Supplied records:
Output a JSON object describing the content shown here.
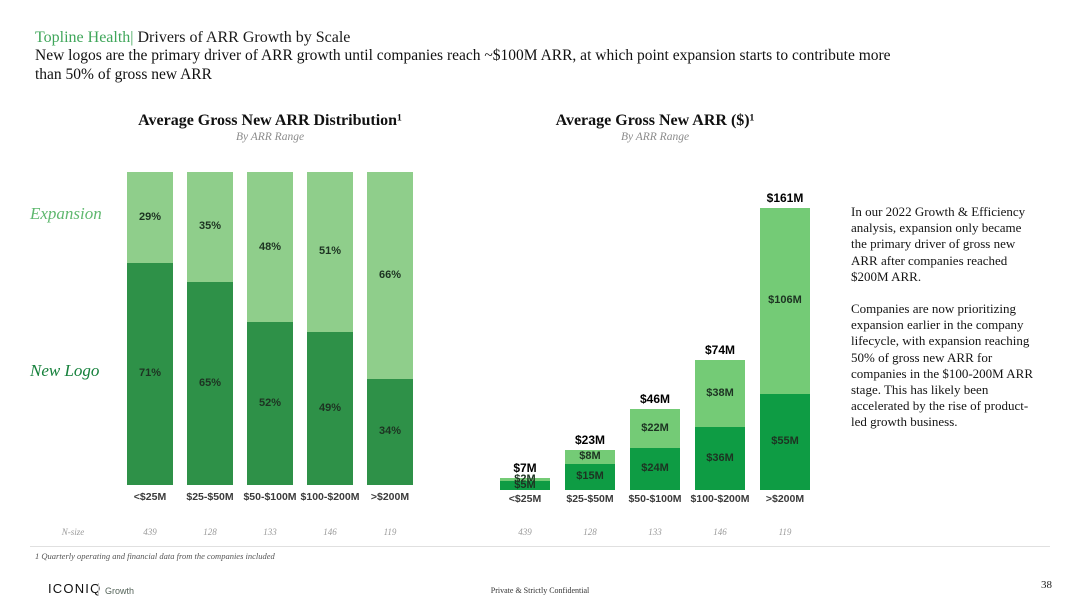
{
  "slide_header": {
    "eyebrow": "Topline Health|",
    "title": " Drivers of ARR Growth by Scale",
    "subtitle_line1": "New logos are the primary driver of ARR growth until companies reach ~$100M ARR, at which point expansion starts to contribute more",
    "subtitle_line2": "than 50% of gross new ARR"
  },
  "colors": {
    "accent_green": "#3FA65A",
    "expansion_fill_left": "#8FCE8B",
    "new_logo_fill_left": "#2E9148",
    "expansion_fill_right": "#74CB76",
    "new_logo_fill_right": "#0E9C44",
    "expansion_label_green": "#5FB86F",
    "new_logo_label_green": "#15803B"
  },
  "chart_data": [
    {
      "type": "bar",
      "stacked": true,
      "title": "Average Gross New ARR Distribution¹",
      "subtitle": "By ARR Range",
      "categories": [
        "<$25M",
        "$25-$50M",
        "$50-$100M",
        "$100-$200M",
        ">$200M"
      ],
      "series": [
        {
          "name": "New Logo",
          "values": [
            71,
            65,
            52,
            49,
            34
          ]
        },
        {
          "name": "Expansion",
          "values": [
            29,
            35,
            48,
            51,
            66
          ]
        }
      ],
      "value_unit": "%",
      "ylim": [
        0,
        100
      ],
      "legend_position": "left",
      "grid": false
    },
    {
      "type": "bar",
      "stacked": true,
      "title": "Average Gross New ARR ($)¹",
      "subtitle": "By ARR Range",
      "categories": [
        "<$25M",
        "$25-$50M",
        "$50-$100M",
        "$100-$200M",
        ">$200M"
      ],
      "series": [
        {
          "name": "New Logo",
          "values": [
            5,
            15,
            24,
            36,
            55
          ]
        },
        {
          "name": "Expansion",
          "values": [
            2,
            8,
            22,
            38,
            106
          ]
        }
      ],
      "totals": [
        7,
        23,
        46,
        74,
        161
      ],
      "total_labels": [
        "$7M",
        "$23M",
        "$46M",
        "$74M",
        "$161M"
      ],
      "value_unit": "$M",
      "ylim": [
        0,
        170
      ],
      "grid": false
    }
  ],
  "commentary": {
    "p1": "In our 2022 Growth & Efficiency analysis, expansion only became the primary driver of gross new ARR after companies reached $200M ARR.",
    "p2": "Companies are now prioritizing expansion earlier in the company lifecycle, with expansion reaching 50% of gross new ARR for companies in the $100-200M ARR stage.  This has likely been accelerated by the rise of product-led growth business."
  },
  "nsize": {
    "label": "N-size",
    "left_values": [
      "439",
      "128",
      "133",
      "146",
      "119"
    ],
    "right_values": [
      "439",
      "128",
      "133",
      "146",
      "119"
    ]
  },
  "footnote": "1 Quarterly operating and financial data from the companies included",
  "footer": {
    "brand": "ICONIQ",
    "brand_sub": "Growth",
    "center_text": "Private & Strictly Confidential",
    "page_number": "38"
  }
}
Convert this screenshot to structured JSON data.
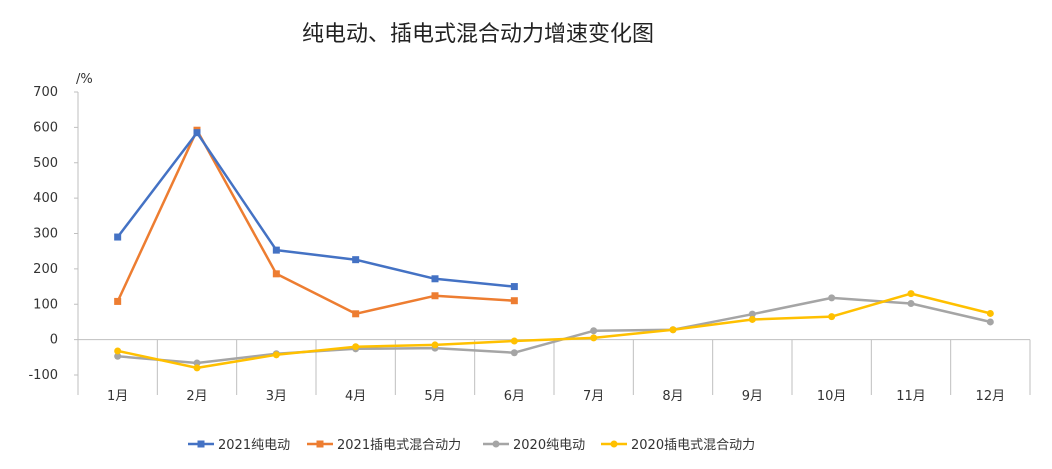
{
  "chart_data": {
    "type": "line",
    "title": "纯电动、插电式混合动力增速变化图",
    "ylabel": "/%",
    "xlabel": "",
    "categories": [
      "1月",
      "2月",
      "3月",
      "4月",
      "5月",
      "6月",
      "7月",
      "8月",
      "9月",
      "10月",
      "11月",
      "12月"
    ],
    "ylim": [
      -100,
      700
    ],
    "yticks": [
      -100,
      0,
      100,
      200,
      300,
      400,
      500,
      600,
      700
    ],
    "grid": false,
    "legend_position": "bottom",
    "series": [
      {
        "name": "2021纯电动",
        "color": "#4472C4",
        "marker": "square",
        "values": [
          290,
          585,
          253,
          226,
          172,
          150,
          null,
          null,
          null,
          null,
          null,
          null
        ]
      },
      {
        "name": "2021插电式混合动力",
        "color": "#ED7D31",
        "marker": "square",
        "values": [
          108,
          592,
          186,
          73,
          124,
          110,
          null,
          null,
          null,
          null,
          null,
          null
        ]
      },
      {
        "name": "2020纯电动",
        "color": "#A5A5A5",
        "marker": "circle",
        "values": [
          -47,
          -66,
          -40,
          -26,
          -24,
          -37,
          25,
          28,
          72,
          118,
          102,
          50
        ]
      },
      {
        "name": "2020插电式混合动力",
        "color": "#FFC000",
        "marker": "circle",
        "values": [
          -32,
          -80,
          -43,
          -20,
          -15,
          -4,
          5,
          28,
          57,
          65,
          130,
          74
        ]
      }
    ]
  }
}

What to work on:
Search the data for "Average". Copy every line that has it.

Final result:
      "title": "Average Gross New ARR Distribution¹",
      "title": "Average Gross New ARR ($)¹",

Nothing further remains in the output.